Show only lines that include "STARlight".

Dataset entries

______________________________

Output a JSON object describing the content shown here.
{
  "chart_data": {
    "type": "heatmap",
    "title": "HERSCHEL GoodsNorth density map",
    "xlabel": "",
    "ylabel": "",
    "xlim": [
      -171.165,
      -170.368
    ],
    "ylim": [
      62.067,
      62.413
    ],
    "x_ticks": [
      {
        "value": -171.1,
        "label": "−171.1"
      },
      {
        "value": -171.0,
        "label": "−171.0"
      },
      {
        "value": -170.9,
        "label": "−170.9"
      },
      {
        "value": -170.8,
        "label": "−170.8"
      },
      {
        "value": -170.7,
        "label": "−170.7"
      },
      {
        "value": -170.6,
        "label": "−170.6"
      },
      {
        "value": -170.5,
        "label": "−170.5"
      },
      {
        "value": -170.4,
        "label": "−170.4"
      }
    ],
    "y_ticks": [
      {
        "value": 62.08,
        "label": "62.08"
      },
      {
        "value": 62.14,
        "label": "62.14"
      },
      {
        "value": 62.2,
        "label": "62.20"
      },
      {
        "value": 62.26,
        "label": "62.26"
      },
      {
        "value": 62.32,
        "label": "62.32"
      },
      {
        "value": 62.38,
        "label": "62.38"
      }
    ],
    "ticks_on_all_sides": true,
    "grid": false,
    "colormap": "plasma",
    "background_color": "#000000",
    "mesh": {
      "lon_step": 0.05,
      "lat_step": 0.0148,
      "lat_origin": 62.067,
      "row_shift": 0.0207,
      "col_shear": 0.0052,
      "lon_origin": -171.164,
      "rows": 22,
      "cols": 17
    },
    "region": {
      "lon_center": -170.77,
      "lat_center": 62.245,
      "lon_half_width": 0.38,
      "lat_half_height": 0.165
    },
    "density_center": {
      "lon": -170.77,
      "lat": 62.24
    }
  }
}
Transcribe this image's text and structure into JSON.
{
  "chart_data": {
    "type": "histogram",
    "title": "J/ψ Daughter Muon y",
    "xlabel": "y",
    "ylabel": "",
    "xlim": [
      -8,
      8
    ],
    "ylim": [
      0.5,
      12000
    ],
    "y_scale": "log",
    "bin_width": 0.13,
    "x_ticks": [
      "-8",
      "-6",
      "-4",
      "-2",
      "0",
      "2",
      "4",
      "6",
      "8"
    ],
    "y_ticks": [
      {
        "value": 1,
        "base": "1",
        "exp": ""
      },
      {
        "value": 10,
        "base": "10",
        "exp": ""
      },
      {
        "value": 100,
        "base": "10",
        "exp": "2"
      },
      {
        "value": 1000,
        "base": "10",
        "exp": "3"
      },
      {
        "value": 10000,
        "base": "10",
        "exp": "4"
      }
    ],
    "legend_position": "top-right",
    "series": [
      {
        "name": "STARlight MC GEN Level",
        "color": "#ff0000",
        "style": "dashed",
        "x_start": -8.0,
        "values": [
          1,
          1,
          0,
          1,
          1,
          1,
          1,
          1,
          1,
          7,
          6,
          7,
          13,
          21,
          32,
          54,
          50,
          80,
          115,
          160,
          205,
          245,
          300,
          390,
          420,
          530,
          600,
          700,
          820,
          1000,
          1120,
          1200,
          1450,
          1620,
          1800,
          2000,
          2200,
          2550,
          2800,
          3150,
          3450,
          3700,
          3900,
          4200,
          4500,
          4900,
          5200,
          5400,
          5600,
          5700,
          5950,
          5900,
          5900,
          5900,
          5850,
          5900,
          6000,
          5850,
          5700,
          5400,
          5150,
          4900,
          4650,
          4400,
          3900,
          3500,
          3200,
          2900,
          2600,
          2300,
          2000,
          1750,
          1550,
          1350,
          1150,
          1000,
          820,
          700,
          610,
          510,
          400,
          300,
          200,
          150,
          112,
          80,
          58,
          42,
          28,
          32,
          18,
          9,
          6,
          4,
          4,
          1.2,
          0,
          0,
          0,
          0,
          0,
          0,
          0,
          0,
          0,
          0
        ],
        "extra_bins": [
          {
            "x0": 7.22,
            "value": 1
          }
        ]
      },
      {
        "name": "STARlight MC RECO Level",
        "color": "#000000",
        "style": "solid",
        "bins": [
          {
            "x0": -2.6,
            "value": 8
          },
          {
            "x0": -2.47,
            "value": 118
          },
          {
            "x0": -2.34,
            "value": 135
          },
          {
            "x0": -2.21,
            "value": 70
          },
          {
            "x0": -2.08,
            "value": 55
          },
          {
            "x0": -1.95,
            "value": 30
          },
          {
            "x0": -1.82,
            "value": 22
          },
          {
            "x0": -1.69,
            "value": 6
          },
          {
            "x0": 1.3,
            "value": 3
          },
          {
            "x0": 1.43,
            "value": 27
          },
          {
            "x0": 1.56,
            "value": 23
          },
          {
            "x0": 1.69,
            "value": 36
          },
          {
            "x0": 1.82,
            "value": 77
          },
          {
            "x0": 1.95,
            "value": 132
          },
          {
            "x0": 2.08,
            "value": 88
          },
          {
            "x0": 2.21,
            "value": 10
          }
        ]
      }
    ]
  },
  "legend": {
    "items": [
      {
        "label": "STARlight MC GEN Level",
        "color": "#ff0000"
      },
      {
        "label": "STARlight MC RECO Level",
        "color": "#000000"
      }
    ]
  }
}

______________________________

◆ Correct output
        "name": "STARlight MC GEN Level",
        "name": "STARlight MC RECO Level",
        "label": "STARlight MC GEN Level",
        "label": "STARlight MC RECO Level",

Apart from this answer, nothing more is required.